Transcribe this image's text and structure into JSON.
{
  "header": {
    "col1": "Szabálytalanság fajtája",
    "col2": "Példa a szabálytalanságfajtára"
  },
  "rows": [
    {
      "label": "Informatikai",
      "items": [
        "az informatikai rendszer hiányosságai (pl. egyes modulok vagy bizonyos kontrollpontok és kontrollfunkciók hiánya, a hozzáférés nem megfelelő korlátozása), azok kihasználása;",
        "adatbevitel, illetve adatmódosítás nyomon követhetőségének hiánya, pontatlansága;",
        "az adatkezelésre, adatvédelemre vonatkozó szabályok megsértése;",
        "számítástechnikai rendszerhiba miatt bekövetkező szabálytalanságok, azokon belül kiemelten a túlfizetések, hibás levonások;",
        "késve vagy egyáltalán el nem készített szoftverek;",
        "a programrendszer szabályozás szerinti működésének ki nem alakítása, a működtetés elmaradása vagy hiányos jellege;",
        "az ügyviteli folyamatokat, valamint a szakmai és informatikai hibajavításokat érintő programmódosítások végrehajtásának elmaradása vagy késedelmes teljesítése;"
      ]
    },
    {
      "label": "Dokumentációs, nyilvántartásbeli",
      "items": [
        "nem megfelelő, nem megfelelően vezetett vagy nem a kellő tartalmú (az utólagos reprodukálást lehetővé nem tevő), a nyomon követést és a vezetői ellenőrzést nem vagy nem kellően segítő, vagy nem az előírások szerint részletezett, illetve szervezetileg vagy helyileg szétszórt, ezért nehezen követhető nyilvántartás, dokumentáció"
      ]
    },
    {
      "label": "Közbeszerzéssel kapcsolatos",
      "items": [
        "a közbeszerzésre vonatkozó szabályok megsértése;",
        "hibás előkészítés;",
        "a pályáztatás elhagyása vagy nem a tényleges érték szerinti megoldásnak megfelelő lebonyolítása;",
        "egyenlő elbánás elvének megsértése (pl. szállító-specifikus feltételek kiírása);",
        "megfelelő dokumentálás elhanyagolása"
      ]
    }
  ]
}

━━━━━━

Identify the lines in the entries above that contain "illetve", then copy them out.

▶ Exercise output
        "adatbevitel, illetve adatmódosítás nyomon követhetőségének hiánya, pontatlansága;",
        "nem megfelelő, nem megfelelően vezetett vagy nem a kellő tartalmú (az utólagos reprodukálást lehetővé nem tevő), a nyomon követést és a vezetői ellenőrzést nem vagy nem kellően segítő, vagy nem az előírások szerint részletezett, illetve szervezetileg vagy helyileg szétszórt, ezért nehezen követhető nyilvántartás, dokumentáció"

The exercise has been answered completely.